--- EXERCISE DETAILS ---
Copy out all the data, word for word.

━━ RECORDS SUPPLIED

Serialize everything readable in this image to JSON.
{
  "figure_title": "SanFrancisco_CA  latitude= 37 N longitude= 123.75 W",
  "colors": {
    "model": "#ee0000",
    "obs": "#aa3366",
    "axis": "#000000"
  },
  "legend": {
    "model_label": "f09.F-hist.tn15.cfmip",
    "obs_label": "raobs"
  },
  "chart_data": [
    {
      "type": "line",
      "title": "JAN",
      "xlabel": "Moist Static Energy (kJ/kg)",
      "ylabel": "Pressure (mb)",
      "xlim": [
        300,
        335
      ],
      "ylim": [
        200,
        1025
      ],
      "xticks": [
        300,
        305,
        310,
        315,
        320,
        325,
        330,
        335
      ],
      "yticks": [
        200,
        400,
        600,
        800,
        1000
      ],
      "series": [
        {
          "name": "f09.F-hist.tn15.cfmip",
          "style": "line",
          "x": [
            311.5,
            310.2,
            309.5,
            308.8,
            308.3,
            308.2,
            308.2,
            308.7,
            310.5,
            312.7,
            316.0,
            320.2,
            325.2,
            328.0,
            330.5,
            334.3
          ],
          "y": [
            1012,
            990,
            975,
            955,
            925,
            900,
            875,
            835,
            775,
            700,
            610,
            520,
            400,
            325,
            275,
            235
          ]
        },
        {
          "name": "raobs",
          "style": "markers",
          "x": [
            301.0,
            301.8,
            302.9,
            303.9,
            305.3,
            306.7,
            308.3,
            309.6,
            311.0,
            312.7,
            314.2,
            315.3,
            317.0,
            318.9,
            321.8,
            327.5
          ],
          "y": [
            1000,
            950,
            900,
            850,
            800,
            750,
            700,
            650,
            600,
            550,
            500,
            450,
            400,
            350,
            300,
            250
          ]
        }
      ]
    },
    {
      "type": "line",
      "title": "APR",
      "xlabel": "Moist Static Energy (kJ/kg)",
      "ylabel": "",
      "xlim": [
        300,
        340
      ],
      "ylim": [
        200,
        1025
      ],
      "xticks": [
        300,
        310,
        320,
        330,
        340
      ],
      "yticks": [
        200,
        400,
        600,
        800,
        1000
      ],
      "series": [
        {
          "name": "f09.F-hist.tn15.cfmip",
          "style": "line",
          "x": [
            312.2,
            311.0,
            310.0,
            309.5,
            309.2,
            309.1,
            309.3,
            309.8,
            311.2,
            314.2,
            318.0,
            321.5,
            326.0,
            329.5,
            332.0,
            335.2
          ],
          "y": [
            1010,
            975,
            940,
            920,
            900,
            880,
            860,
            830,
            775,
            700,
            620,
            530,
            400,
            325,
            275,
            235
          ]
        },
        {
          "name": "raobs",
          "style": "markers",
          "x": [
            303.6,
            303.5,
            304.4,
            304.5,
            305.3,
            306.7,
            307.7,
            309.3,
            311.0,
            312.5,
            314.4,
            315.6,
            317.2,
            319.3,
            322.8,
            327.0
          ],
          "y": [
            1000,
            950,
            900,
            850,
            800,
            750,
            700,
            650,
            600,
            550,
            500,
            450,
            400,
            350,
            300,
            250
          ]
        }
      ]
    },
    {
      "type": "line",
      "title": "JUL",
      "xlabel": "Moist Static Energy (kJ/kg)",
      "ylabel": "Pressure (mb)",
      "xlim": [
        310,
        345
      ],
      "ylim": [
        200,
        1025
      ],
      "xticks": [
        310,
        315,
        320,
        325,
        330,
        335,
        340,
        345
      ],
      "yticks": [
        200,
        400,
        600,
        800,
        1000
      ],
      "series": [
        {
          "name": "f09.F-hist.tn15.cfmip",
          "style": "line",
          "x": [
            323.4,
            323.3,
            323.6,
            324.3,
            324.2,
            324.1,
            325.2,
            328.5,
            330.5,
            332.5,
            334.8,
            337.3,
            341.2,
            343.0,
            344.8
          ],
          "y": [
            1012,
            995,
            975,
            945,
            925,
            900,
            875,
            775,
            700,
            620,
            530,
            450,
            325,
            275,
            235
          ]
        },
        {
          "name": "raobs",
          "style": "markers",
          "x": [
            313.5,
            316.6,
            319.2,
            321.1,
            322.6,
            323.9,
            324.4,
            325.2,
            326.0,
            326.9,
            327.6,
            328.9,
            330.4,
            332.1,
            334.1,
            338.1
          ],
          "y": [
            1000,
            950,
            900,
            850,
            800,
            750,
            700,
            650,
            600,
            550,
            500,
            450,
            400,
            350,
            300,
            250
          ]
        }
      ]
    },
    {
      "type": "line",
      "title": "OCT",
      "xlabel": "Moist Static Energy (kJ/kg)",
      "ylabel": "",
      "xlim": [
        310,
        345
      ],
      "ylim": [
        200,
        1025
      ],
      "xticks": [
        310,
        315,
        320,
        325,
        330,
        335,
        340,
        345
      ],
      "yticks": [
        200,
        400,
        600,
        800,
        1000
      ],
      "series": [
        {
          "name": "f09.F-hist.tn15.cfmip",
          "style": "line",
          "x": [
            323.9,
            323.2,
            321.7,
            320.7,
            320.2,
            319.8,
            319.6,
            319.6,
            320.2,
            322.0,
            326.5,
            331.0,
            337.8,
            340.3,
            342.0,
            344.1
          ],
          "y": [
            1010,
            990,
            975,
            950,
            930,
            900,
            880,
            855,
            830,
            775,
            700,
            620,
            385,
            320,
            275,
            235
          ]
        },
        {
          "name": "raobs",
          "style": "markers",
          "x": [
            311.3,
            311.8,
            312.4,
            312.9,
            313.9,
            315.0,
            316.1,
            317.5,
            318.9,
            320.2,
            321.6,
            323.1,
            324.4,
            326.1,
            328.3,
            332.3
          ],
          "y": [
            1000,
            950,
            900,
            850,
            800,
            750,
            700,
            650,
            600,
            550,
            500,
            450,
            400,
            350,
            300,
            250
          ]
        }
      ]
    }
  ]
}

━━━━

--- FINISHED TASK ---
Serialize everything readable in this image to JSON.
{
  "figure_title": "SanFrancisco_CA  latitude= 37 N longitude= 123.75 W",
  "colors": {
    "model": "#ee0000",
    "obs": "#aa3366",
    "axis": "#000000"
  },
  "legend": {
    "model_label": "f09.F-hist.tn15.cfmip",
    "obs_label": "raobs"
  },
  "chart_data": [
    {
      "type": "line",
      "title": "JAN",
      "xlabel": "Moist Static Energy (kJ/kg)",
      "ylabel": "Pressure (mb)",
      "xlim": [
        300,
        335
      ],
      "ylim": [
        200,
        1025
      ],
      "xticks": [
        300,
        305,
        310,
        315,
        320,
        325,
        330,
        335
      ],
      "yticks": [
        200,
        400,
        600,
        800,
        1000
      ],
      "series": [
        {
          "name": "f09.F-hist.tn15.cfmip",
          "style": "line",
          "x": [
            311.5,
            310.2,
            309.5,
            308.8,
            308.3,
            308.2,
            308.2,
            308.7,
            310.5,
            312.7,
            316.0,
            320.2,
            325.2,
            328.0,
            330.5,
            334.3
          ],
          "y": [
            1012,
            990,
            975,
            955,
            925,
            900,
            875,
            835,
            775,
            700,
            610,
            520,
            400,
            325,
            275,
            235
          ]
        },
        {
          "name": "raobs",
          "style": "markers",
          "x": [
            301.0,
            301.8,
            302.9,
            303.9,
            305.3,
            306.7,
            308.3,
            309.6,
            311.0,
            312.7,
            314.2,
            315.3,
            317.0,
            318.9,
            321.8,
            327.5
          ],
          "y": [
            1000,
            950,
            900,
            850,
            800,
            750,
            700,
            650,
            600,
            550,
            500,
            450,
            400,
            350,
            300,
            250
          ]
        }
      ]
    },
    {
      "type": "line",
      "title": "APR",
      "xlabel": "Moist Static Energy (kJ/kg)",
      "ylabel": "",
      "xlim": [
        300,
        340
      ],
      "ylim": [
        200,
        1025
      ],
      "xticks": [
        300,
        310,
        320,
        330,
        340
      ],
      "yticks": [
        200,
        400,
        600,
        800,
        1000
      ],
      "series": [
        {
          "name": "f09.F-hist.tn15.cfmip",
          "style": "line",
          "x": [
            312.2,
            311.0,
            310.0,
            309.5,
            309.2,
            309.1,
            309.3,
            309.8,
            311.2,
            314.2,
            318.0,
            321.5,
            326.0,
            329.5,
            332.0,
            335.2
          ],
          "y": [
            1010,
            975,
            940,
            920,
            900,
            880,
            860,
            830,
            775,
            700,
            620,
            530,
            400,
            325,
            275,
            235
          ]
        },
        {
          "name": "raobs",
          "style": "markers",
          "x": [
            303.6,
            303.5,
            304.4,
            304.5,
            305.3,
            306.7,
            307.7,
            309.3,
            311.0,
            312.5,
            314.4,
            315.6,
            317.2,
            319.3,
            322.8,
            327.0
          ],
          "y": [
            1000,
            950,
            900,
            850,
            800,
            750,
            700,
            650,
            600,
            550,
            500,
            450,
            400,
            350,
            300,
            250
          ]
        }
      ]
    },
    {
      "type": "line",
      "title": "JUL",
      "xlabel": "Moist Static Energy (kJ/kg)",
      "ylabel": "Pressure (mb)",
      "xlim": [
        310,
        345
      ],
      "ylim": [
        200,
        1025
      ],
      "xticks": [
        310,
        315,
        320,
        325,
        330,
        335,
        340,
        345
      ],
      "yticks": [
        200,
        400,
        600,
        800,
        1000
      ],
      "series": [
        {
          "name": "f09.F-hist.tn15.cfmip",
          "style": "line",
          "x": [
            323.4,
            323.3,
            323.6,
            324.3,
            324.2,
            324.1,
            325.2,
            328.5,
            330.5,
            332.5,
            334.8,
            337.3,
            341.2,
            343.0,
            344.8
          ],
          "y": [
            1012,
            995,
            975,
            945,
            925,
            900,
            875,
            775,
            700,
            620,
            530,
            450,
            325,
            275,
            235
          ]
        },
        {
          "name": "raobs",
          "style": "markers",
          "x": [
            313.5,
            316.6,
            319.2,
            321.1,
            322.6,
            323.9,
            324.4,
            325.2,
            326.0,
            326.9,
            327.6,
            328.9,
            330.4,
            332.1,
            334.1,
            338.1
          ],
          "y": [
            1000,
            950,
            900,
            850,
            800,
            750,
            700,
            650,
            600,
            550,
            500,
            450,
            400,
            350,
            300,
            250
          ]
        }
      ]
    },
    {
      "type": "line",
      "title": "OCT",
      "xlabel": "Moist Static Energy (kJ/kg)",
      "ylabel": "",
      "xlim": [
        310,
        345
      ],
      "ylim": [
        200,
        1025
      ],
      "xticks": [
        310,
        315,
        320,
        325,
        330,
        335,
        340,
        345
      ],
      "yticks": [
        200,
        400,
        600,
        800,
        1000
      ],
      "series": [
        {
          "name": "f09.F-hist.tn15.cfmip",
          "style": "line",
          "x": [
            323.9,
            323.2,
            321.7,
            320.7,
            320.2,
            319.8,
            319.6,
            319.6,
            320.2,
            322.0,
            326.5,
            331.0,
            337.8,
            340.3,
            342.0,
            344.1
          ],
          "y": [
            1010,
            990,
            975,
            950,
            930,
            900,
            880,
            855,
            830,
            775,
            700,
            620,
            385,
            320,
            275,
            235
          ]
        },
        {
          "name": "raobs",
          "style": "markers",
          "x": [
            311.3,
            311.8,
            312.4,
            312.9,
            313.9,
            315.0,
            316.1,
            317.5,
            318.9,
            320.2,
            321.6,
            323.1,
            324.4,
            326.1,
            328.3,
            332.3
          ],
          "y": [
            1000,
            950,
            900,
            850,
            800,
            750,
            700,
            650,
            600,
            550,
            500,
            450,
            400,
            350,
            300,
            250
          ]
        }
      ]
    }
  ]
}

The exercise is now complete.